§ What the task asks:
Below are the records. List every line holding the word "source".

§ Input material:
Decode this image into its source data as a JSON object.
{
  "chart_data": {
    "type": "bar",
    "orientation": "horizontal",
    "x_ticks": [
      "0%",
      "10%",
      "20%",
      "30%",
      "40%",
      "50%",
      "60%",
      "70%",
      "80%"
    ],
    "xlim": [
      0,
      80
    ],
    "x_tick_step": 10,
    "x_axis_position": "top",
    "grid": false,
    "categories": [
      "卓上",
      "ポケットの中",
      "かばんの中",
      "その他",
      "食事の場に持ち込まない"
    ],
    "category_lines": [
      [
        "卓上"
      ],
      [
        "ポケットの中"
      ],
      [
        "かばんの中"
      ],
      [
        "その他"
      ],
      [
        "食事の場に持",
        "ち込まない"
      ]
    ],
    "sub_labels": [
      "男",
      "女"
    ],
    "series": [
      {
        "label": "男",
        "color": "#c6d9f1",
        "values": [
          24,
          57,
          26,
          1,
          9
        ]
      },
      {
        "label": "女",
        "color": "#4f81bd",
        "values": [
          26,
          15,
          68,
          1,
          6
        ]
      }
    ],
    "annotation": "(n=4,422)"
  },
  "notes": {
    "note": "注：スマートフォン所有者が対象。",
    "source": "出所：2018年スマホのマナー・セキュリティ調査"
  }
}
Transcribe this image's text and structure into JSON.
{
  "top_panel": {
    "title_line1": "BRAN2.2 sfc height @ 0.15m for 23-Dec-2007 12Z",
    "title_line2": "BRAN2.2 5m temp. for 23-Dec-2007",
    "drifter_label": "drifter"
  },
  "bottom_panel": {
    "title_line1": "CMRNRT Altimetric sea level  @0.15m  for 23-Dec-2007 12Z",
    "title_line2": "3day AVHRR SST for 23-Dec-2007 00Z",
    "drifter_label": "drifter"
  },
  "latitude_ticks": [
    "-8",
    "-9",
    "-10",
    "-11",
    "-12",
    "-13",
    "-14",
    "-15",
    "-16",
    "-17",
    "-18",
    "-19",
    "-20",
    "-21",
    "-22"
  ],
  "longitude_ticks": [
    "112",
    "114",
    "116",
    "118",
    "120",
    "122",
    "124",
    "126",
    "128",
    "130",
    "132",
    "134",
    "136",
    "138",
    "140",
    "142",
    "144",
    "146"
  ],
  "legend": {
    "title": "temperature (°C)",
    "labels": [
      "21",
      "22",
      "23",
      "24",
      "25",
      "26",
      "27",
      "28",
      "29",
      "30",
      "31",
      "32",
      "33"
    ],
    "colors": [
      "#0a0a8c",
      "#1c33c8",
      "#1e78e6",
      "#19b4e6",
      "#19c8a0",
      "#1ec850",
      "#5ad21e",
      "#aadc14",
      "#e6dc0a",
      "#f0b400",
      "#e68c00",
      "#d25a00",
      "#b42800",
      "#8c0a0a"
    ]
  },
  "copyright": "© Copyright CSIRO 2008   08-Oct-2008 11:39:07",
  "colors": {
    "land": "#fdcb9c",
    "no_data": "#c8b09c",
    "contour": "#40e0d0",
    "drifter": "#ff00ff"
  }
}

§ Output of the exercise:
Decode this image into its source data as a JSON object.
    "source": "出所：2018年スマホのマナー・セキュリティ調査"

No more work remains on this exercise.